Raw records
** start **
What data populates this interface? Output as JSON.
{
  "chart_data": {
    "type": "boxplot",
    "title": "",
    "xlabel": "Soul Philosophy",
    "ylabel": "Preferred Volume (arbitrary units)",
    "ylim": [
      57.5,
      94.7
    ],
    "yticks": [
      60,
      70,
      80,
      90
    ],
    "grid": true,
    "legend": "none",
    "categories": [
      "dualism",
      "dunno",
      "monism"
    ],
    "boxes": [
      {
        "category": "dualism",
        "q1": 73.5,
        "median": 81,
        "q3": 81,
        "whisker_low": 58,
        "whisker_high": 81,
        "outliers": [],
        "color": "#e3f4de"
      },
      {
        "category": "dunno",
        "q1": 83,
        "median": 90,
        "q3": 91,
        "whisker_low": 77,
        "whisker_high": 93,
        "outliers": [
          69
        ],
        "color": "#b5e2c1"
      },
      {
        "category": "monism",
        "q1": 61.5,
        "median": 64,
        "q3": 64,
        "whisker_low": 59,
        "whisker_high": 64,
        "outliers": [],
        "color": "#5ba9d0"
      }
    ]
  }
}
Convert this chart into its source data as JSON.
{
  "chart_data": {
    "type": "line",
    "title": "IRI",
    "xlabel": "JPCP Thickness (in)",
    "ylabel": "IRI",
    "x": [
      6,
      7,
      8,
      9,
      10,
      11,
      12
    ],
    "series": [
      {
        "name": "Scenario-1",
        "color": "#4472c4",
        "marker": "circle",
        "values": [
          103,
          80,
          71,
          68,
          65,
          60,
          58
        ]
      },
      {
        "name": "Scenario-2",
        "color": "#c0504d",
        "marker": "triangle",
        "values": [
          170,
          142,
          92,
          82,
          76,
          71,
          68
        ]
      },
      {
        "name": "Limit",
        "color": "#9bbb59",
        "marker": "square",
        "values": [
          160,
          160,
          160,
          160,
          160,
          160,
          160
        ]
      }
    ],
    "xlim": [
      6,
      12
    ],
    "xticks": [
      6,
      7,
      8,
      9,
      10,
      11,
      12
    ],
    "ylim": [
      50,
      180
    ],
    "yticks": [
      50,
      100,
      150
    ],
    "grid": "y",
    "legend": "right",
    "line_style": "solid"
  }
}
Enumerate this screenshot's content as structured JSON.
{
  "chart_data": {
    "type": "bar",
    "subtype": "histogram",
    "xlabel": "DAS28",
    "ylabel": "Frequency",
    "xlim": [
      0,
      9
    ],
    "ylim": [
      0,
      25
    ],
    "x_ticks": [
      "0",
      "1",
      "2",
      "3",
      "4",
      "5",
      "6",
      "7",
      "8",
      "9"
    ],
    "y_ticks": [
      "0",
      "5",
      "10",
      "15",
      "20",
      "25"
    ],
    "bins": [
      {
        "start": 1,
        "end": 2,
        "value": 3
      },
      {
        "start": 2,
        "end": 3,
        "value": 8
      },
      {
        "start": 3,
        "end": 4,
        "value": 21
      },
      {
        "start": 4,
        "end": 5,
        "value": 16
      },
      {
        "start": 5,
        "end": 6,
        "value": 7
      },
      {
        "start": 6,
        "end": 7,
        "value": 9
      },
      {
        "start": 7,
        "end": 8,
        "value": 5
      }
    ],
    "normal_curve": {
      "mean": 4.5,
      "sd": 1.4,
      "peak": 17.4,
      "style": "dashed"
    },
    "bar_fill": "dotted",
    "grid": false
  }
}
** end **
● EXERCISE TASK
Extract from the data every line where "category" shows up.

● TASK ANSWER
        "category": "dualism",
        "category": "dunno",
        "category": "monism",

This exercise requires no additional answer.